Do this: Find how many lines contain the word "frac" and state that number alone.

[Stored records]
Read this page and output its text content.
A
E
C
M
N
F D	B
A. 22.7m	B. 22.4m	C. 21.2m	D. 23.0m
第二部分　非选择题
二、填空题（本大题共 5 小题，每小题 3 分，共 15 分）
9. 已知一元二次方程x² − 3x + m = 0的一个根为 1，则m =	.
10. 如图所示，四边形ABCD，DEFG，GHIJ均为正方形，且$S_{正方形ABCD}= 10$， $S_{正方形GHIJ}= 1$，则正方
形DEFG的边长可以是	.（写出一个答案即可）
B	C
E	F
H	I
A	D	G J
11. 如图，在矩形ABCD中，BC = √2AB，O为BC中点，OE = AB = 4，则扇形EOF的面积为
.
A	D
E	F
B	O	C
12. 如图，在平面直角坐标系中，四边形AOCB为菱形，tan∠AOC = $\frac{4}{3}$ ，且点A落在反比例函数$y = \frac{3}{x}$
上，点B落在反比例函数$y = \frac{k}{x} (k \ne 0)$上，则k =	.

Solution to the exercise: 2